**Dataset records**:

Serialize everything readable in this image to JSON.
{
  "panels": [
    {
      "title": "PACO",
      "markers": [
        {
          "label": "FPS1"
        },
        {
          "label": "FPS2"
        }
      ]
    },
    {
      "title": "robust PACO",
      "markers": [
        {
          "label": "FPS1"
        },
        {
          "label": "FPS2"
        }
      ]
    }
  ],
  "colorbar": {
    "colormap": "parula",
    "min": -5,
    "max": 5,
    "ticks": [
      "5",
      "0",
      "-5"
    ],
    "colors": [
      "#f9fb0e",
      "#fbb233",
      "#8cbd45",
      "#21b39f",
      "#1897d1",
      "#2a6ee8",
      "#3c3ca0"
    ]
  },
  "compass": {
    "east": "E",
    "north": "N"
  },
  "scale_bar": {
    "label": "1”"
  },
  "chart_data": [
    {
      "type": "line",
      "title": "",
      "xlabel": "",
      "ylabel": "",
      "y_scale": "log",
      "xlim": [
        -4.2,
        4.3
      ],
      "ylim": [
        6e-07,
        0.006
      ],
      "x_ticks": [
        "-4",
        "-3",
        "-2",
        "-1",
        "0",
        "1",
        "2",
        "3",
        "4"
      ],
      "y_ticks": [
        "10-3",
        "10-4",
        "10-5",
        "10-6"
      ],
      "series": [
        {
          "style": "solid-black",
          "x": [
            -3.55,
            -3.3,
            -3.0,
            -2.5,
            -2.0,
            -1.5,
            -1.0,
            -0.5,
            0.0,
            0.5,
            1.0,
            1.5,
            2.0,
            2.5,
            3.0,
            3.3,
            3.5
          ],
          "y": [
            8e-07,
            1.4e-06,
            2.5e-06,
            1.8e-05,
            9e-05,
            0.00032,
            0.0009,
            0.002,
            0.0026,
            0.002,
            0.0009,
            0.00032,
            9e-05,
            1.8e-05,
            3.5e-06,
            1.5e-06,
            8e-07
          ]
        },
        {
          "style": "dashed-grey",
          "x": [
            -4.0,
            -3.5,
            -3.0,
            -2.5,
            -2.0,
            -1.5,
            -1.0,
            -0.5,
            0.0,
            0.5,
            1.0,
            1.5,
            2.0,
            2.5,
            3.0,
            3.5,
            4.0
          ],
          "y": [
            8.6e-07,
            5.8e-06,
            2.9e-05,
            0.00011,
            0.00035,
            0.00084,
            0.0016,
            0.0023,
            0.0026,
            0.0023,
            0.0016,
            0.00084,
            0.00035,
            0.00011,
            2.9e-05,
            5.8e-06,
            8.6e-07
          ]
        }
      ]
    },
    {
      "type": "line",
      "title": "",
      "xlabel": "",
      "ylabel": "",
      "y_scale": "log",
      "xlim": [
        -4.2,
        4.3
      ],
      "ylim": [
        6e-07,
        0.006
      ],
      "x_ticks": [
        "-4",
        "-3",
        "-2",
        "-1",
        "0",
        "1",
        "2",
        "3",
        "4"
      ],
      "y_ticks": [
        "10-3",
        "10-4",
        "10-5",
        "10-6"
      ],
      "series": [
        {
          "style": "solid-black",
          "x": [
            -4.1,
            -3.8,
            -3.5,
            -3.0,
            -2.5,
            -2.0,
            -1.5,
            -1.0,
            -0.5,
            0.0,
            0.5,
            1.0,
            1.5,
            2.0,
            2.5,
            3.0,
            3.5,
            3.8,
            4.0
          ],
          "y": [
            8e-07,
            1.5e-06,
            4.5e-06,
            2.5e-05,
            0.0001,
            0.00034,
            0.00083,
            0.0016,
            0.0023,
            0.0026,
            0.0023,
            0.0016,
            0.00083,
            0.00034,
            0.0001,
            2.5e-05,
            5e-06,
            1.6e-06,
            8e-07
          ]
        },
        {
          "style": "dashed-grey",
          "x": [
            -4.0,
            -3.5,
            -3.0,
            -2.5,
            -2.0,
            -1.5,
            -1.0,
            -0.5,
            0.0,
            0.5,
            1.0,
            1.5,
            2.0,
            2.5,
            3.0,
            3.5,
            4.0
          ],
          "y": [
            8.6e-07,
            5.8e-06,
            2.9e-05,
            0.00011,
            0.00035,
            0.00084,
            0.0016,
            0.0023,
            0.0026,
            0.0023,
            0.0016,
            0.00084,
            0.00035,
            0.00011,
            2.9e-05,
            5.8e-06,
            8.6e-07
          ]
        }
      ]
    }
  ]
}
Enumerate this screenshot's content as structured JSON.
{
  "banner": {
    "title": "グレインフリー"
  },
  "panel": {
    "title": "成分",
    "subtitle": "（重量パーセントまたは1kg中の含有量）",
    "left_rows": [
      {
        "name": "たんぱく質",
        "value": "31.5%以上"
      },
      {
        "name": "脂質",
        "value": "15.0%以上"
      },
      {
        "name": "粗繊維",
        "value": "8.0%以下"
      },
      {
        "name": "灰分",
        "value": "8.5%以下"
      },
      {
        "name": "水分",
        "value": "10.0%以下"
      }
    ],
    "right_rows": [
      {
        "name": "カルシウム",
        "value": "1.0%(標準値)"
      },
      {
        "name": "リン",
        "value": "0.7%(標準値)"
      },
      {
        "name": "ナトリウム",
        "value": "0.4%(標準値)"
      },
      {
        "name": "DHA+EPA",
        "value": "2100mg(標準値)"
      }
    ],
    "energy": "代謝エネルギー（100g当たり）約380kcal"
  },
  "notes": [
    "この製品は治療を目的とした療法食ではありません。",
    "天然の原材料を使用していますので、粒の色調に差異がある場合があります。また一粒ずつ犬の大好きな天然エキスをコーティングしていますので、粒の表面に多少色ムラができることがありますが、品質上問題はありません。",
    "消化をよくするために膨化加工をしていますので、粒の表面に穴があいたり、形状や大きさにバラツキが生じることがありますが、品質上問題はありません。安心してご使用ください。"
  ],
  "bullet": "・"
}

**Your goal**:
In the entries above, find lines with "value" and copy each.

**Exercise result**:
        "value": "31.5%以上"
        "value": "15.0%以上"
        "value": "8.0%以下"
        "value": "8.5%以下"
        "value": "10.0%以下"
        "value": "1.0%(標準値)"
        "value": "0.7%(標準値)"
        "value": "0.4%(標準値)"
        "value": "2100mg(標準値)"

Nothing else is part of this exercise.